§ **Work to complete**: Copy every entry word for word. Skip the pictures.
-- begin Extracted records --
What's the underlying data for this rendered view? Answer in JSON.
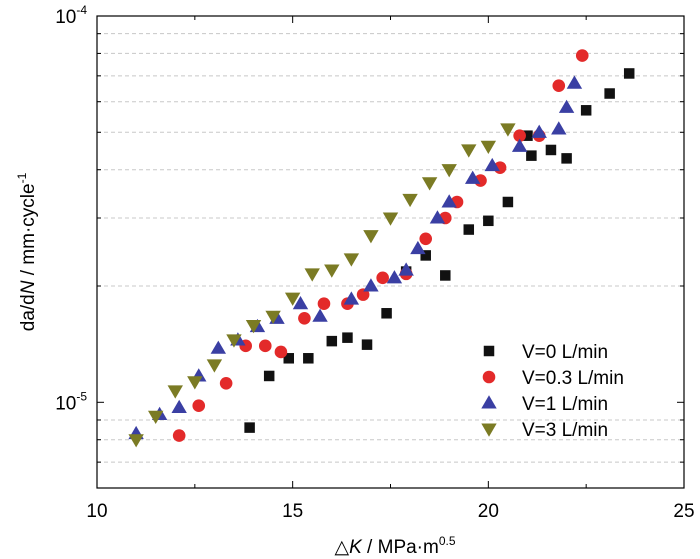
{
  "chart_data": {
    "type": "scatter",
    "xlabel": {
      "prefix": "△",
      "var": "K",
      "unit": " / MPa·m",
      "unit_sup": "0.5"
    },
    "ylabel": {
      "p1": "da/d",
      "var": "N",
      "p2": " / mm·cycle",
      "p2_sup": "-1"
    },
    "xlim": [
      10,
      25
    ],
    "ylim": [
      6e-06,
      0.0001
    ],
    "y_scale": "log",
    "x_ticks": [
      "10",
      "15",
      "20",
      "25"
    ],
    "y_ticks": [
      {
        "value": 1e-05,
        "base": "10",
        "exp": "-5"
      },
      {
        "value": 0.0001,
        "base": "10",
        "exp": "-4"
      }
    ],
    "grid": {
      "y_minor": true,
      "x": false
    },
    "legend_position": "bottom-right",
    "colors": {
      "V=0 L/min": "#111111",
      "V=0.3 L/min": "#e32a2a",
      "V=1 L/min": "#3a3fa3",
      "V=3 L/min": "#7b7b24"
    },
    "series": [
      {
        "name": "V=0 L/min",
        "marker": "square",
        "points": [
          [
            13.9,
            8.6e-06
          ],
          [
            14.4,
            1.17e-05
          ],
          [
            14.9,
            1.3e-05
          ],
          [
            15.4,
            1.3e-05
          ],
          [
            16.0,
            1.44e-05
          ],
          [
            16.4,
            1.47e-05
          ],
          [
            16.9,
            1.41e-05
          ],
          [
            17.4,
            1.7e-05
          ],
          [
            17.9,
            2.18e-05
          ],
          [
            18.4,
            2.4e-05
          ],
          [
            18.9,
            2.13e-05
          ],
          [
            19.5,
            2.8e-05
          ],
          [
            20.0,
            2.95e-05
          ],
          [
            20.5,
            3.3e-05
          ],
          [
            21.0,
            4.9e-05
          ],
          [
            21.1,
            4.35e-05
          ],
          [
            21.6,
            4.5e-05
          ],
          [
            22.0,
            4.28e-05
          ],
          [
            22.5,
            5.7e-05
          ],
          [
            23.1,
            6.3e-05
          ],
          [
            23.6,
            7.1e-05
          ]
        ]
      },
      {
        "name": "V=0.3 L/min",
        "marker": "circle",
        "points": [
          [
            12.1,
            8.2e-06
          ],
          [
            12.6,
            9.8e-06
          ],
          [
            13.3,
            1.12e-05
          ],
          [
            13.8,
            1.4e-05
          ],
          [
            14.3,
            1.4e-05
          ],
          [
            14.7,
            1.35e-05
          ],
          [
            15.3,
            1.65e-05
          ],
          [
            15.8,
            1.8e-05
          ],
          [
            16.4,
            1.8e-05
          ],
          [
            16.8,
            1.9e-05
          ],
          [
            17.3,
            2.1e-05
          ],
          [
            17.9,
            2.15e-05
          ],
          [
            18.4,
            2.65e-05
          ],
          [
            18.9,
            3e-05
          ],
          [
            19.2,
            3.3e-05
          ],
          [
            19.8,
            3.75e-05
          ],
          [
            20.3,
            4.05e-05
          ],
          [
            20.8,
            4.9e-05
          ],
          [
            21.3,
            4.9e-05
          ],
          [
            21.8,
            6.6e-05
          ],
          [
            22.4,
            7.9e-05
          ]
        ]
      },
      {
        "name": "V=1 L/min",
        "marker": "triangle-up",
        "points": [
          [
            11.0,
            8.3e-06
          ],
          [
            11.6,
            9.3e-06
          ],
          [
            12.1,
            9.7e-06
          ],
          [
            12.6,
            1.17e-05
          ],
          [
            13.1,
            1.38e-05
          ],
          [
            13.6,
            1.45e-05
          ],
          [
            14.1,
            1.57e-05
          ],
          [
            14.6,
            1.65e-05
          ],
          [
            15.2,
            1.8e-05
          ],
          [
            15.7,
            1.67e-05
          ],
          [
            16.5,
            1.85e-05
          ],
          [
            17.0,
            2e-05
          ],
          [
            17.6,
            2.1e-05
          ],
          [
            17.9,
            2.2e-05
          ],
          [
            18.2,
            2.5e-05
          ],
          [
            18.7,
            3e-05
          ],
          [
            19.0,
            3.3e-05
          ],
          [
            19.6,
            3.8e-05
          ],
          [
            20.1,
            4.1e-05
          ],
          [
            20.8,
            4.6e-05
          ],
          [
            21.3,
            5e-05
          ],
          [
            21.8,
            5.1e-05
          ],
          [
            22.0,
            5.8e-05
          ],
          [
            22.2,
            6.7e-05
          ]
        ]
      },
      {
        "name": "V=3 L/min",
        "marker": "triangle-down",
        "points": [
          [
            11.0,
            8e-06
          ],
          [
            11.5,
            9.2e-06
          ],
          [
            12.0,
            1.07e-05
          ],
          [
            12.5,
            1.13e-05
          ],
          [
            13.0,
            1.25e-05
          ],
          [
            13.5,
            1.45e-05
          ],
          [
            14.0,
            1.58e-05
          ],
          [
            14.5,
            1.67e-05
          ],
          [
            15.0,
            1.86e-05
          ],
          [
            15.5,
            2.15e-05
          ],
          [
            16.0,
            2.2e-05
          ],
          [
            16.5,
            2.35e-05
          ],
          [
            17.0,
            2.7e-05
          ],
          [
            17.5,
            3e-05
          ],
          [
            18.0,
            3.35e-05
          ],
          [
            18.5,
            3.7e-05
          ],
          [
            19.0,
            4e-05
          ],
          [
            19.5,
            4.5e-05
          ],
          [
            20.0,
            4.6e-05
          ],
          [
            20.5,
            5.1e-05
          ]
        ]
      }
    ]
  }
}
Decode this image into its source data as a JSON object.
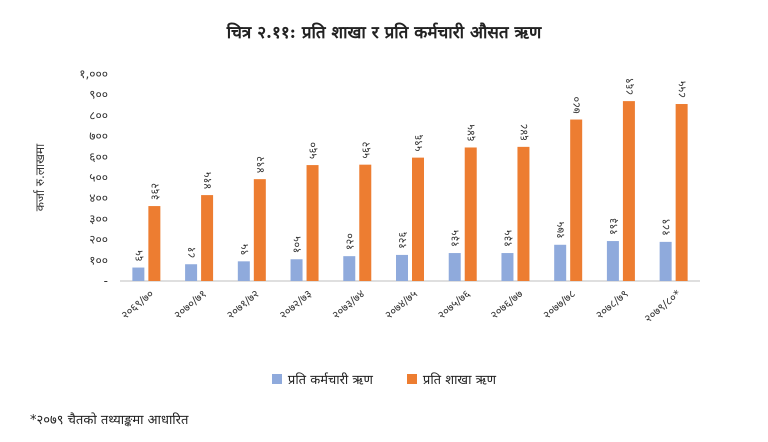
{
  "chart_data": {
    "type": "bar",
    "title": "चित्र २.११: प्रति शाखा र प्रति कर्मचारी औसत ऋण",
    "ylabel": "कर्जा रु.लाखमा",
    "xlabel": "",
    "ylim": [
      0,
      1000
    ],
    "yticks": [
      "-",
      "१००",
      "२००",
      "३००",
      "४००",
      "५००",
      "६००",
      "७००",
      "८००",
      "९००",
      "१,०००"
    ],
    "categories": [
      "२०६९/७०",
      "२०७०/७१",
      "२०७१/७२",
      "२०७२/७३",
      "२०७३/७४",
      "२०७४/७५",
      "२०७५/७६",
      "२०७६/७७",
      "२०७७/७८",
      "२०७८/७९",
      "२०७९/८०*"
    ],
    "series": [
      {
        "name": "प्रति कर्मचारी ऋण",
        "color": "#8FAADC",
        "values": [
          65,
          81,
          95,
          105,
          120,
          126,
          135,
          135,
          175,
          193,
          189
        ],
        "labels": [
          "६५",
          "८१",
          "९५",
          "१०५",
          "१२०",
          "१२६",
          "१३५",
          "१३५",
          "१७५",
          "१९३",
          "१८९"
        ]
      },
      {
        "name": "प्रति शाखा ऋण",
        "color": "#ED7D31",
        "values": [
          362,
          415,
          492,
          560,
          562,
          596,
          645,
          648,
          780,
          869,
          855
        ],
        "labels": [
          "३६२",
          "४१५",
          "४९२",
          "५६०",
          "५६२",
          "५९६",
          "६४५",
          "६४८",
          "७८०",
          "८६९",
          "८५५"
        ]
      }
    ],
    "grid": false,
    "legend_position": "bottom"
  },
  "footnote": "*२०७९ चैतको तथ्याङ्कमा आधारित"
}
-- end Extracted records --
§ **Solution for this exercise**:
What's the underlying data for this rendered view? Answer in JSON.
{
  "chart_data": {
    "type": "scatter",
    "xlabel": {
      "prefix": "△",
      "var": "K",
      "unit": " / MPa·m",
      "unit_sup": "0.5"
    },
    "ylabel": {
      "p1": "da/d",
      "var": "N",
      "p2": " / mm·cycle",
      "p2_sup": "-1"
    },
    "xlim": [
      10,
      25
    ],
    "ylim": [
      6e-06,
      0.0001
    ],
    "y_scale": "log",
    "x_ticks": [
      "10",
      "15",
      "20",
      "25"
    ],
    "y_ticks": [
      {
        "value": 1e-05,
        "base": "10",
        "exp": "-5"
      },
      {
        "value": 0.0001,
        "base": "10",
        "exp": "-4"
      }
    ],
    "grid": {
      "y_minor": true,
      "x": false
    },
    "legend_position": "bottom-right",
    "colors": {
      "V=0 L/min": "#111111",
      "V=0.3 L/min": "#e32a2a",
      "V=1 L/min": "#3a3fa3",
      "V=3 L/min": "#7b7b24"
    },
    "series": [
      {
        "name": "V=0 L/min",
        "marker": "square",
        "points": [
          [
            13.9,
            8.6e-06
          ],
          [
            14.4,
            1.17e-05
          ],
          [
            14.9,
            1.3e-05
          ],
          [
            15.4,
            1.3e-05
          ],
          [
            16.0,
            1.44e-05
          ],
          [
            16.4,
            1.47e-05
          ],
          [
            16.9,
            1.41e-05
          ],
          [
            17.4,
            1.7e-05
          ],
          [
            17.9,
            2.18e-05
          ],
          [
            18.4,
            2.4e-05
          ],
          [
            18.9,
            2.13e-05
          ],
          [
            19.5,
            2.8e-05
          ],
          [
            20.0,
            2.95e-05
          ],
          [
            20.5,
            3.3e-05
          ],
          [
            21.0,
            4.9e-05
          ],
          [
            21.1,
            4.35e-05
          ],
          [
            21.6,
            4.5e-05
          ],
          [
            22.0,
            4.28e-05
          ],
          [
            22.5,
            5.7e-05
          ],
          [
            23.1,
            6.3e-05
          ],
          [
            23.6,
            7.1e-05
          ]
        ]
      },
      {
        "name": "V=0.3 L/min",
        "marker": "circle",
        "points": [
          [
            12.1,
            8.2e-06
          ],
          [
            12.6,
            9.8e-06
          ],
          [
            13.3,
            1.12e-05
          ],
          [
            13.8,
            1.4e-05
          ],
          [
            14.3,
            1.4e-05
          ],
          [
            14.7,
            1.35e-05
          ],
          [
            15.3,
            1.65e-05
          ],
          [
            15.8,
            1.8e-05
          ],
          [
            16.4,
            1.8e-05
          ],
          [
            16.8,
            1.9e-05
          ],
          [
            17.3,
            2.1e-05
          ],
          [
            17.9,
            2.15e-05
          ],
          [
            18.4,
            2.65e-05
          ],
          [
            18.9,
            3e-05
          ],
          [
            19.2,
            3.3e-05
          ],
          [
            19.8,
            3.75e-05
          ],
          [
            20.3,
            4.05e-05
          ],
          [
            20.8,
            4.9e-05
          ],
          [
            21.3,
            4.9e-05
          ],
          [
            21.8,
            6.6e-05
          ],
          [
            22.4,
            7.9e-05
          ]
        ]
      },
      {
        "name": "V=1 L/min",
        "marker": "triangle-up",
        "points": [
          [
            11.0,
            8.3e-06
          ],
          [
            11.6,
            9.3e-06
          ],
          [
            12.1,
            9.7e-06
          ],
          [
            12.6,
            1.17e-05
          ],
          [
            13.1,
            1.38e-05
          ],
          [
            13.6,
            1.45e-05
          ],
          [
            14.1,
            1.57e-05
          ],
          [
            14.6,
            1.65e-05
          ],
          [
            15.2,
            1.8e-05
          ],
          [
            15.7,
            1.67e-05
          ],
          [
            16.5,
            1.85e-05
          ],
          [
            17.0,
            2e-05
          ],
          [
            17.6,
            2.1e-05
          ],
          [
            17.9,
            2.2e-05
          ],
          [
            18.2,
            2.5e-05
          ],
          [
            18.7,
            3e-05
          ],
          [
            19.0,
            3.3e-05
          ],
          [
            19.6,
            3.8e-05
          ],
          [
            20.1,
            4.1e-05
          ],
          [
            20.8,
            4.6e-05
          ],
          [
            21.3,
            5e-05
          ],
          [
            21.8,
            5.1e-05
          ],
          [
            22.0,
            5.8e-05
          ],
          [
            22.2,
            6.7e-05
          ]
        ]
      },
      {
        "name": "V=3 L/min",
        "marker": "triangle-down",
        "points": [
          [
            11.0,
            8e-06
          ],
          [
            11.5,
            9.2e-06
          ],
          [
            12.0,
            1.07e-05
          ],
          [
            12.5,
            1.13e-05
          ],
          [
            13.0,
            1.25e-05
          ],
          [
            13.5,
            1.45e-05
          ],
          [
            14.0,
            1.58e-05
          ],
          [
            14.5,
            1.67e-05
          ],
          [
            15.0,
            1.86e-05
          ],
          [
            15.5,
            2.15e-05
          ],
          [
            16.0,
            2.2e-05
          ],
          [
            16.5,
            2.35e-05
          ],
          [
            17.0,
            2.7e-05
          ],
          [
            17.5,
            3e-05
          ],
          [
            18.0,
            3.35e-05
          ],
          [
            18.5,
            3.7e-05
          ],
          [
            19.0,
            4e-05
          ],
          [
            19.5,
            4.5e-05
          ],
          [
            20.0,
            4.6e-05
          ],
          [
            20.5,
            5.1e-05
          ]
        ]
      }
    ]
  }
}
Decode this image into its source data as a JSON object.
{
  "chart_data": {
    "type": "bar",
    "title": "चित्र २.११: प्रति शाखा र प्रति कर्मचारी औसत ऋण",
    "ylabel": "कर्जा रु.लाखमा",
    "xlabel": "",
    "ylim": [
      0,
      1000
    ],
    "yticks": [
      "-",
      "१००",
      "२००",
      "३००",
      "४००",
      "५००",
      "६००",
      "७००",
      "८००",
      "९००",
      "१,०००"
    ],
    "categories": [
      "२०६९/७०",
      "२०७०/७१",
      "२०७१/७२",
      "२०७२/७३",
      "२०७३/७४",
      "२०७४/७५",
      "२०७५/७६",
      "२०७६/७७",
      "२०७७/७८",
      "२०७८/७९",
      "२०७९/८०*"
    ],
    "series": [
      {
        "name": "प्रति कर्मचारी ऋण",
        "color": "#8FAADC",
        "values": [
          65,
          81,
          95,
          105,
          120,
          126,
          135,
          135,
          175,
          193,
          189
        ],
        "labels": [
          "६५",
          "८१",
          "९५",
          "१०५",
          "१२०",
          "१२६",
          "१३५",
          "१३५",
          "१७५",
          "१९३",
          "१८९"
        ]
      },
      {
        "name": "प्रति शाखा ऋण",
        "color": "#ED7D31",
        "values": [
          362,
          415,
          492,
          560,
          562,
          596,
          645,
          648,
          780,
          869,
          855
        ],
        "labels": [
          "३६२",
          "४१५",
          "४९२",
          "५६०",
          "५६२",
          "५९६",
          "६४५",
          "६४८",
          "७८०",
          "८६९",
          "८५५"
        ]
      }
    ],
    "grid": false,
    "legend_position": "bottom"
  },
  "footnote": "*२०७९ चैतको तथ्याङ्कमा आधारित"
}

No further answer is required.